[Records about charts and figures]
-------------------------
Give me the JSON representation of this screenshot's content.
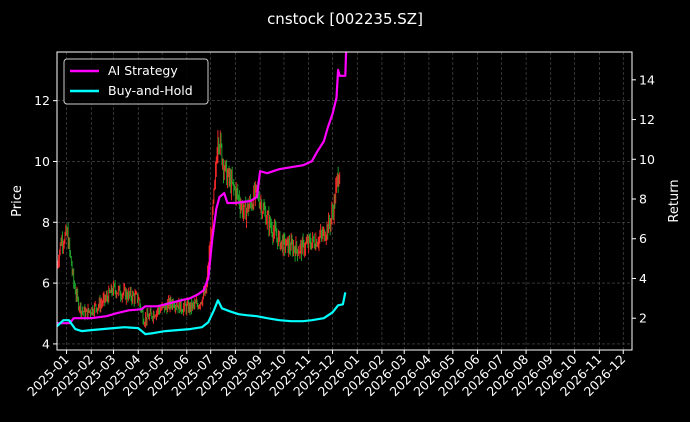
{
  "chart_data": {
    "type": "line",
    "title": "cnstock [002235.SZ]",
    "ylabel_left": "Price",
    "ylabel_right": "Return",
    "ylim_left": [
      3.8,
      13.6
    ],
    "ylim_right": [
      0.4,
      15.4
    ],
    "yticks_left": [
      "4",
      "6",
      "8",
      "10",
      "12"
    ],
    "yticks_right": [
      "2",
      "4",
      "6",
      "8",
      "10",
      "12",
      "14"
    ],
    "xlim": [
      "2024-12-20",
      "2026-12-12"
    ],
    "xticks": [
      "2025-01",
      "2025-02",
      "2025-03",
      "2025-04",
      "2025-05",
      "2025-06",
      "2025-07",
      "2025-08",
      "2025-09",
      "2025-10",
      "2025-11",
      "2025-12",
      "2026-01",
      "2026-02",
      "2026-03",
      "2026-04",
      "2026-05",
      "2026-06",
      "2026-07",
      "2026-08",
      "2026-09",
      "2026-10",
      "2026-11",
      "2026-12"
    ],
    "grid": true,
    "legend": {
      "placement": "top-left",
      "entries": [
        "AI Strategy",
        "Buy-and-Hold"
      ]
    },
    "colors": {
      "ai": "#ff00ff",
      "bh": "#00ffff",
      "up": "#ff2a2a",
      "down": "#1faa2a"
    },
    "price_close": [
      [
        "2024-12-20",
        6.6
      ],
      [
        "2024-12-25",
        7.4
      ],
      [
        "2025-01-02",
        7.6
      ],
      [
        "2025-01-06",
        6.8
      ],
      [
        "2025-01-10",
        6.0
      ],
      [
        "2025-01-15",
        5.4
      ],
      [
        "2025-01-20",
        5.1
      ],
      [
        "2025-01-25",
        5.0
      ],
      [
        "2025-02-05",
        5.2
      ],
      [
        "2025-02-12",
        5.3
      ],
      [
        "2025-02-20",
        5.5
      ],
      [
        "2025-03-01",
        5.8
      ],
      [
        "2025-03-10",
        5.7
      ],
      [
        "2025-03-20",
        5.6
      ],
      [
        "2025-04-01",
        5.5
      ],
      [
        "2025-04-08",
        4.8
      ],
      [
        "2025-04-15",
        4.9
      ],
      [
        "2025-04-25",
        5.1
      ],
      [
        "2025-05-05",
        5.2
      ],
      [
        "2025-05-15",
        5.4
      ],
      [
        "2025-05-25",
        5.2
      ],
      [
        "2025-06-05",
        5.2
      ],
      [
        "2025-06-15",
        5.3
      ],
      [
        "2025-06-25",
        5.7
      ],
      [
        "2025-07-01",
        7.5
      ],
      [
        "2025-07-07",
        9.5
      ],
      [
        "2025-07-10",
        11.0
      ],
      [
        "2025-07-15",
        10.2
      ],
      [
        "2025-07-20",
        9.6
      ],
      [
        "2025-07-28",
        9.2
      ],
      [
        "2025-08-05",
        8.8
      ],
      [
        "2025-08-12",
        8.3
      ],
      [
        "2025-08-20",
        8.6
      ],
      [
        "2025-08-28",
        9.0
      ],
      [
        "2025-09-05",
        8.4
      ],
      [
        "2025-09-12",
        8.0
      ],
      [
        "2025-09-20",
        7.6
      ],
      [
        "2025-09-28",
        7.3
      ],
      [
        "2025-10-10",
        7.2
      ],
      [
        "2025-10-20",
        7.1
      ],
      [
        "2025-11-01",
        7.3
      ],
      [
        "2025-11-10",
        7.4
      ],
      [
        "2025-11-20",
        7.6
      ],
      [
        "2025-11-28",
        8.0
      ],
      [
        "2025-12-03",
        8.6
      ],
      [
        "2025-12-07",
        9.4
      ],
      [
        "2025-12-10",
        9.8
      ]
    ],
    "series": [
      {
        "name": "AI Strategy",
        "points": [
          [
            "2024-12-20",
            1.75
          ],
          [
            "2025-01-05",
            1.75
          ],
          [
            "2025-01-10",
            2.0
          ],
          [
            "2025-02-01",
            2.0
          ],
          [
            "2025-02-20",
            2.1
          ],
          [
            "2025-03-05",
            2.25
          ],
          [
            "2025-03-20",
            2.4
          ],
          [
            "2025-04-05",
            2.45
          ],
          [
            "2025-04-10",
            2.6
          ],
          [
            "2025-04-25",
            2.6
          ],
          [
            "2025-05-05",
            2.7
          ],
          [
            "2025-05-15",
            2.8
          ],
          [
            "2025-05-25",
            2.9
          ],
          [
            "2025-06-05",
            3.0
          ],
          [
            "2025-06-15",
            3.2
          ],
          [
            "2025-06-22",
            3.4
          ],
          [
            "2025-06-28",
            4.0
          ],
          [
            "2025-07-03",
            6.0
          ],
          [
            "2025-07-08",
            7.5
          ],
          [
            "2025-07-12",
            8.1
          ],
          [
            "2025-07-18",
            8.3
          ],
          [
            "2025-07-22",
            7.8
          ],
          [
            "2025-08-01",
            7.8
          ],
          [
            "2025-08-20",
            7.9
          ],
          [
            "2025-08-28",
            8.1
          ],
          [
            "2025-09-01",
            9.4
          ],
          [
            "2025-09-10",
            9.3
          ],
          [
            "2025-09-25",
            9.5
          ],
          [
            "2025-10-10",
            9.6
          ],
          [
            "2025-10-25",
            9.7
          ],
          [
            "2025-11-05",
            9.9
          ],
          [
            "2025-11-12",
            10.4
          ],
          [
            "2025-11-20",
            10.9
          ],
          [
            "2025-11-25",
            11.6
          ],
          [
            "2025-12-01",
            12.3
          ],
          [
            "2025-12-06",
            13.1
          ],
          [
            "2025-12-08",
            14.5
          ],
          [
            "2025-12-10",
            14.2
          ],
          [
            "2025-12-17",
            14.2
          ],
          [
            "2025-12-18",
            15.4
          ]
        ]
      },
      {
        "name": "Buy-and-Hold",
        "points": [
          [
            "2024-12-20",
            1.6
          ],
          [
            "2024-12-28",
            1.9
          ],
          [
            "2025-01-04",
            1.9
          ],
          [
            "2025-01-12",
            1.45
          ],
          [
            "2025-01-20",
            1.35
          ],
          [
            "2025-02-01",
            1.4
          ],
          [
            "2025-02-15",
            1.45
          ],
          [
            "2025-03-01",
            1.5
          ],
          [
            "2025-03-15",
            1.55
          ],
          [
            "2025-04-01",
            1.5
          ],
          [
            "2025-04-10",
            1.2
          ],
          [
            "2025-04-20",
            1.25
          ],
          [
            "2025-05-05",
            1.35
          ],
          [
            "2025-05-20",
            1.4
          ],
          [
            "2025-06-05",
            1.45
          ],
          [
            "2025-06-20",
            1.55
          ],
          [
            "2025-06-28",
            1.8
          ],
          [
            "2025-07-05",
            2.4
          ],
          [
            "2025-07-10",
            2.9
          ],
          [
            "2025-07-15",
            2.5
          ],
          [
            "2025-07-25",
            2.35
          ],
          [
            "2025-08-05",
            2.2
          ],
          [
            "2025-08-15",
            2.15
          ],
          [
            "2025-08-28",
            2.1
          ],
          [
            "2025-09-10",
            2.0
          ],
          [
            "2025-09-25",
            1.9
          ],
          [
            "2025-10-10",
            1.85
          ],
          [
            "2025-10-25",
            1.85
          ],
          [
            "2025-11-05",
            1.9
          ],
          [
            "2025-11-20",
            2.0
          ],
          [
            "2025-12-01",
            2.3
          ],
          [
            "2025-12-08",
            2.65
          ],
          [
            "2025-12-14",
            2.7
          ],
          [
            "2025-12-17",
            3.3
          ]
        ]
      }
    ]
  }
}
-------------------------
Return all of the entries exactly as written, but drop any pictures they hold.

**In response:**
Give me the JSON representation of this screenshot's content.
{
  "chart_data": {
    "type": "line",
    "title": "cnstock [002235.SZ]",
    "ylabel_left": "Price",
    "ylabel_right": "Return",
    "ylim_left": [
      3.8,
      13.6
    ],
    "ylim_right": [
      0.4,
      15.4
    ],
    "yticks_left": [
      "4",
      "6",
      "8",
      "10",
      "12"
    ],
    "yticks_right": [
      "2",
      "4",
      "6",
      "8",
      "10",
      "12",
      "14"
    ],
    "xlim": [
      "2024-12-20",
      "2026-12-12"
    ],
    "xticks": [
      "2025-01",
      "2025-02",
      "2025-03",
      "2025-04",
      "2025-05",
      "2025-06",
      "2025-07",
      "2025-08",
      "2025-09",
      "2025-10",
      "2025-11",
      "2025-12",
      "2026-01",
      "2026-02",
      "2026-03",
      "2026-04",
      "2026-05",
      "2026-06",
      "2026-07",
      "2026-08",
      "2026-09",
      "2026-10",
      "2026-11",
      "2026-12"
    ],
    "grid": true,
    "legend": {
      "placement": "top-left",
      "entries": [
        "AI Strategy",
        "Buy-and-Hold"
      ]
    },
    "colors": {
      "ai": "#ff00ff",
      "bh": "#00ffff",
      "up": "#ff2a2a",
      "down": "#1faa2a"
    },
    "price_close": [
      [
        "2024-12-20",
        6.6
      ],
      [
        "2024-12-25",
        7.4
      ],
      [
        "2025-01-02",
        7.6
      ],
      [
        "2025-01-06",
        6.8
      ],
      [
        "2025-01-10",
        6.0
      ],
      [
        "2025-01-15",
        5.4
      ],
      [
        "2025-01-20",
        5.1
      ],
      [
        "2025-01-25",
        5.0
      ],
      [
        "2025-02-05",
        5.2
      ],
      [
        "2025-02-12",
        5.3
      ],
      [
        "2025-02-20",
        5.5
      ],
      [
        "2025-03-01",
        5.8
      ],
      [
        "2025-03-10",
        5.7
      ],
      [
        "2025-03-20",
        5.6
      ],
      [
        "2025-04-01",
        5.5
      ],
      [
        "2025-04-08",
        4.8
      ],
      [
        "2025-04-15",
        4.9
      ],
      [
        "2025-04-25",
        5.1
      ],
      [
        "2025-05-05",
        5.2
      ],
      [
        "2025-05-15",
        5.4
      ],
      [
        "2025-05-25",
        5.2
      ],
      [
        "2025-06-05",
        5.2
      ],
      [
        "2025-06-15",
        5.3
      ],
      [
        "2025-06-25",
        5.7
      ],
      [
        "2025-07-01",
        7.5
      ],
      [
        "2025-07-07",
        9.5
      ],
      [
        "2025-07-10",
        11.0
      ],
      [
        "2025-07-15",
        10.2
      ],
      [
        "2025-07-20",
        9.6
      ],
      [
        "2025-07-28",
        9.2
      ],
      [
        "2025-08-05",
        8.8
      ],
      [
        "2025-08-12",
        8.3
      ],
      [
        "2025-08-20",
        8.6
      ],
      [
        "2025-08-28",
        9.0
      ],
      [
        "2025-09-05",
        8.4
      ],
      [
        "2025-09-12",
        8.0
      ],
      [
        "2025-09-20",
        7.6
      ],
      [
        "2025-09-28",
        7.3
      ],
      [
        "2025-10-10",
        7.2
      ],
      [
        "2025-10-20",
        7.1
      ],
      [
        "2025-11-01",
        7.3
      ],
      [
        "2025-11-10",
        7.4
      ],
      [
        "2025-11-20",
        7.6
      ],
      [
        "2025-11-28",
        8.0
      ],
      [
        "2025-12-03",
        8.6
      ],
      [
        "2025-12-07",
        9.4
      ],
      [
        "2025-12-10",
        9.8
      ]
    ],
    "series": [
      {
        "name": "AI Strategy",
        "points": [
          [
            "2024-12-20",
            1.75
          ],
          [
            "2025-01-05",
            1.75
          ],
          [
            "2025-01-10",
            2.0
          ],
          [
            "2025-02-01",
            2.0
          ],
          [
            "2025-02-20",
            2.1
          ],
          [
            "2025-03-05",
            2.25
          ],
          [
            "2025-03-20",
            2.4
          ],
          [
            "2025-04-05",
            2.45
          ],
          [
            "2025-04-10",
            2.6
          ],
          [
            "2025-04-25",
            2.6
          ],
          [
            "2025-05-05",
            2.7
          ],
          [
            "2025-05-15",
            2.8
          ],
          [
            "2025-05-25",
            2.9
          ],
          [
            "2025-06-05",
            3.0
          ],
          [
            "2025-06-15",
            3.2
          ],
          [
            "2025-06-22",
            3.4
          ],
          [
            "2025-06-28",
            4.0
          ],
          [
            "2025-07-03",
            6.0
          ],
          [
            "2025-07-08",
            7.5
          ],
          [
            "2025-07-12",
            8.1
          ],
          [
            "2025-07-18",
            8.3
          ],
          [
            "2025-07-22",
            7.8
          ],
          [
            "2025-08-01",
            7.8
          ],
          [
            "2025-08-20",
            7.9
          ],
          [
            "2025-08-28",
            8.1
          ],
          [
            "2025-09-01",
            9.4
          ],
          [
            "2025-09-10",
            9.3
          ],
          [
            "2025-09-25",
            9.5
          ],
          [
            "2025-10-10",
            9.6
          ],
          [
            "2025-10-25",
            9.7
          ],
          [
            "2025-11-05",
            9.9
          ],
          [
            "2025-11-12",
            10.4
          ],
          [
            "2025-11-20",
            10.9
          ],
          [
            "2025-11-25",
            11.6
          ],
          [
            "2025-12-01",
            12.3
          ],
          [
            "2025-12-06",
            13.1
          ],
          [
            "2025-12-08",
            14.5
          ],
          [
            "2025-12-10",
            14.2
          ],
          [
            "2025-12-17",
            14.2
          ],
          [
            "2025-12-18",
            15.4
          ]
        ]
      },
      {
        "name": "Buy-and-Hold",
        "points": [
          [
            "2024-12-20",
            1.6
          ],
          [
            "2024-12-28",
            1.9
          ],
          [
            "2025-01-04",
            1.9
          ],
          [
            "2025-01-12",
            1.45
          ],
          [
            "2025-01-20",
            1.35
          ],
          [
            "2025-02-01",
            1.4
          ],
          [
            "2025-02-15",
            1.45
          ],
          [
            "2025-03-01",
            1.5
          ],
          [
            "2025-03-15",
            1.55
          ],
          [
            "2025-04-01",
            1.5
          ],
          [
            "2025-04-10",
            1.2
          ],
          [
            "2025-04-20",
            1.25
          ],
          [
            "2025-05-05",
            1.35
          ],
          [
            "2025-05-20",
            1.4
          ],
          [
            "2025-06-05",
            1.45
          ],
          [
            "2025-06-20",
            1.55
          ],
          [
            "2025-06-28",
            1.8
          ],
          [
            "2025-07-05",
            2.4
          ],
          [
            "2025-07-10",
            2.9
          ],
          [
            "2025-07-15",
            2.5
          ],
          [
            "2025-07-25",
            2.35
          ],
          [
            "2025-08-05",
            2.2
          ],
          [
            "2025-08-15",
            2.15
          ],
          [
            "2025-08-28",
            2.1
          ],
          [
            "2025-09-10",
            2.0
          ],
          [
            "2025-09-25",
            1.9
          ],
          [
            "2025-10-10",
            1.85
          ],
          [
            "2025-10-25",
            1.85
          ],
          [
            "2025-11-05",
            1.9
          ],
          [
            "2025-11-20",
            2.0
          ],
          [
            "2025-12-01",
            2.3
          ],
          [
            "2025-12-08",
            2.65
          ],
          [
            "2025-12-14",
            2.7
          ],
          [
            "2025-12-17",
            3.3
          ]
        ]
      }
    ]
  }
}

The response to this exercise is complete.